— START OF STORED ROWS —

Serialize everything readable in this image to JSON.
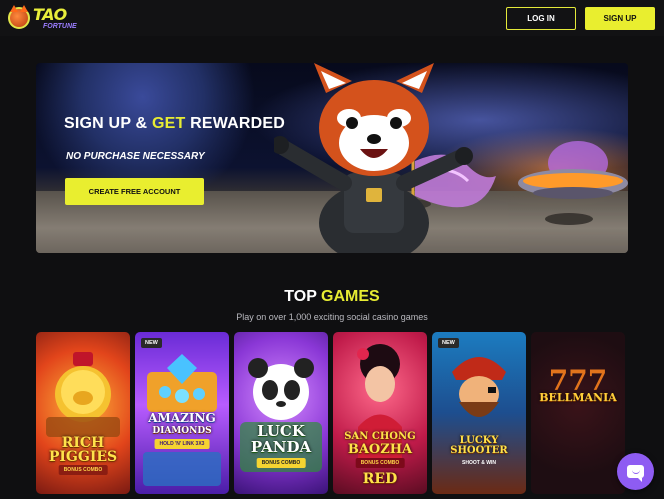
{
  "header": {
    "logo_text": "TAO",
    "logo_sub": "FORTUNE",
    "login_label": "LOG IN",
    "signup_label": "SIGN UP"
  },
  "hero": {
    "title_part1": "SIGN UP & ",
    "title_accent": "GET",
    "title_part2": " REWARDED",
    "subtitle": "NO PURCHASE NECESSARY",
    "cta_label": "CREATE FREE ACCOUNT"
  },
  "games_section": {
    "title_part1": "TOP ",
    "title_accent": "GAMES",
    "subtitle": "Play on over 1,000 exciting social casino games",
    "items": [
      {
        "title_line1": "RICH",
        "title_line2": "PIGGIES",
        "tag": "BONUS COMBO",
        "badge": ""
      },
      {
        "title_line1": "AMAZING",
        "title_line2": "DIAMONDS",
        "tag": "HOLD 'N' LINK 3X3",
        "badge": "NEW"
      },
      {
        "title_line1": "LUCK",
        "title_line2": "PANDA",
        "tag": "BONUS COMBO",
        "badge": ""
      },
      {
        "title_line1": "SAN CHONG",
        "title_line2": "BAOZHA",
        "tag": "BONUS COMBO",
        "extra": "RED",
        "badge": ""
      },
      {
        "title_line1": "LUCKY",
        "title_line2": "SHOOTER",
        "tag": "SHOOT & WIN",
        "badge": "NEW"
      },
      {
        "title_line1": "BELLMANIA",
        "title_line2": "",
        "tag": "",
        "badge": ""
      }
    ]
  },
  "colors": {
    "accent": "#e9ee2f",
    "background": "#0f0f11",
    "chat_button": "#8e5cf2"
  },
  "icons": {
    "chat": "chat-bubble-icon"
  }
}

— END OF STORED ROWS —
— START OF STORED ROWS —

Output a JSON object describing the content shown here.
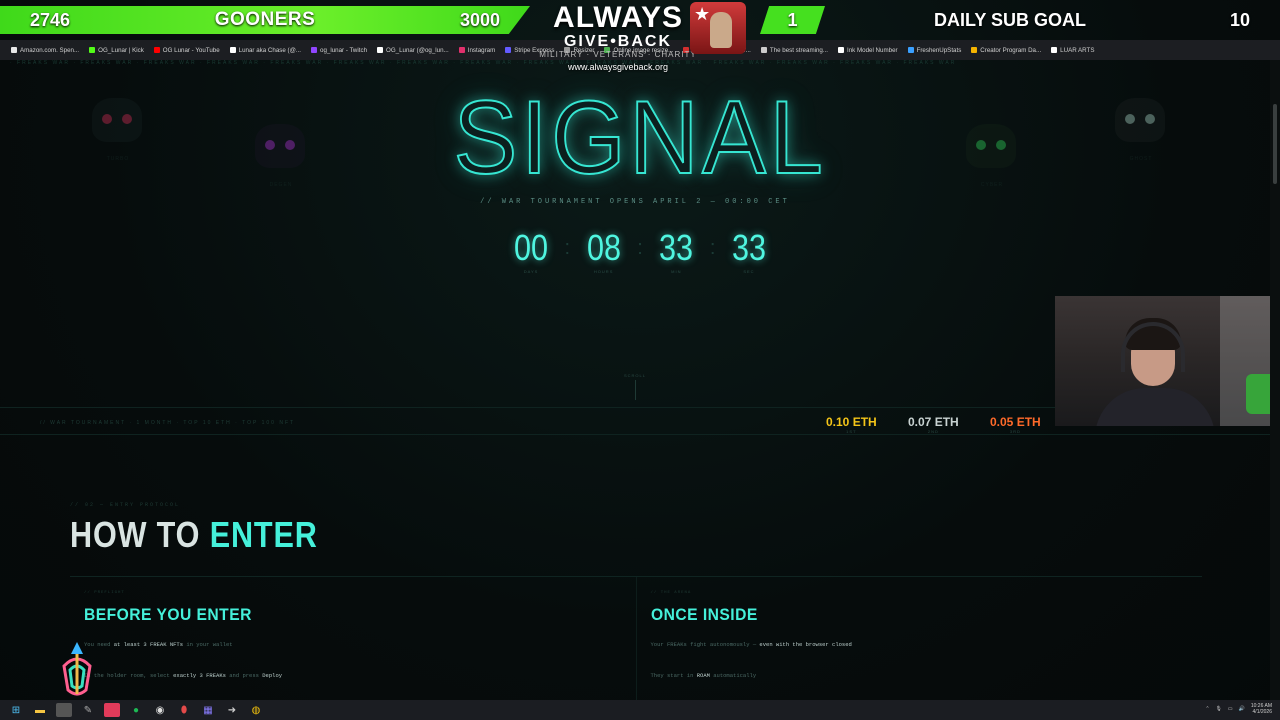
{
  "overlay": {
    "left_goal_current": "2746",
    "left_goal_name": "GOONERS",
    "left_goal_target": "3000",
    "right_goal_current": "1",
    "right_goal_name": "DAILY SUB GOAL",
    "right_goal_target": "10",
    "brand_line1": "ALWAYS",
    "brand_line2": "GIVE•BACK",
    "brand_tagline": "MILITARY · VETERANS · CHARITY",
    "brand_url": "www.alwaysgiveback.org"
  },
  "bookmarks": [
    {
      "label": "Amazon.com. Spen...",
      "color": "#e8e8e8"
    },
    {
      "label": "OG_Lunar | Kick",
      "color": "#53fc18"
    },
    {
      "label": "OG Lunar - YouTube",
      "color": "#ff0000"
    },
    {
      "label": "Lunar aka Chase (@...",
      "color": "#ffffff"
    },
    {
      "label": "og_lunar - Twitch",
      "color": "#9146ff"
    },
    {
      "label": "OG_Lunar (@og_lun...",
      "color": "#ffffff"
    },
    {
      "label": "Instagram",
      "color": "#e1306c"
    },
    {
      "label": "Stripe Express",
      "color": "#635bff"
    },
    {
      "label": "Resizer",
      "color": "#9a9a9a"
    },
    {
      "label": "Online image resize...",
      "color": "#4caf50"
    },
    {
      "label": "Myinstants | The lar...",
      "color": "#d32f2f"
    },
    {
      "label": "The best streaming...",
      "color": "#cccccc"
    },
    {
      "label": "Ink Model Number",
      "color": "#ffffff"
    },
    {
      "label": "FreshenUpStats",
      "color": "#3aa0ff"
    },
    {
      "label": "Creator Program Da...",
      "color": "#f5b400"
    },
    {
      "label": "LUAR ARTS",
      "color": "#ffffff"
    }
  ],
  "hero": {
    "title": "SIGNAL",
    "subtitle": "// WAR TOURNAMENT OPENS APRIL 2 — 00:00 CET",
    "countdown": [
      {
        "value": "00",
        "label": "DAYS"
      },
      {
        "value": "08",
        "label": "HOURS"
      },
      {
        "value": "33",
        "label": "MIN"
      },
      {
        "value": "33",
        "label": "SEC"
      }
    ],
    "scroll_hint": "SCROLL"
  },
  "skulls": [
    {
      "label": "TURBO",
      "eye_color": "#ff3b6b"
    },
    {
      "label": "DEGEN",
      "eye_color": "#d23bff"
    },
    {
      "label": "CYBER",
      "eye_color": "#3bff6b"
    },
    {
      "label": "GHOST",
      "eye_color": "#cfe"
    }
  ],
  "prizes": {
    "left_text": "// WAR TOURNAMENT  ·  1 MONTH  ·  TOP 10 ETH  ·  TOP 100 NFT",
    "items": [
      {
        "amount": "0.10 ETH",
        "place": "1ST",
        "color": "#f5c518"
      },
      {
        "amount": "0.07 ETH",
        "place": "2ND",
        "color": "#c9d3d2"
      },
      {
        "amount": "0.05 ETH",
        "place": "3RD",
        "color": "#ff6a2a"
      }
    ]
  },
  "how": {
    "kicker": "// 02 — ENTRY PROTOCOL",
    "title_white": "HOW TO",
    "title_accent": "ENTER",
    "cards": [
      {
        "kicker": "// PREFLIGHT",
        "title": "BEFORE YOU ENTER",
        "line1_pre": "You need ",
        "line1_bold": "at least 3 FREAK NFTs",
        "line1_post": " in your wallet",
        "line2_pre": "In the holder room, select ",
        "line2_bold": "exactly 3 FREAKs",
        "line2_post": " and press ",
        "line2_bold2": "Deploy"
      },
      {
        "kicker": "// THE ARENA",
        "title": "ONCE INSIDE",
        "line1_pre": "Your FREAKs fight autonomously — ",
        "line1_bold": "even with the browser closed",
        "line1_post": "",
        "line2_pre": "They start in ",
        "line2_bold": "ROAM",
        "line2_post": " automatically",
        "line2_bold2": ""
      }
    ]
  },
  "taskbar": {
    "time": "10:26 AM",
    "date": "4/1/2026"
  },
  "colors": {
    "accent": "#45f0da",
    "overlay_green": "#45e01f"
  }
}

— END OF STORED ROWS —

→ **PROMPT**:
Figure out how many lines above include the string "amount", then report that number and nothing else.

→ **ANSWER**:
3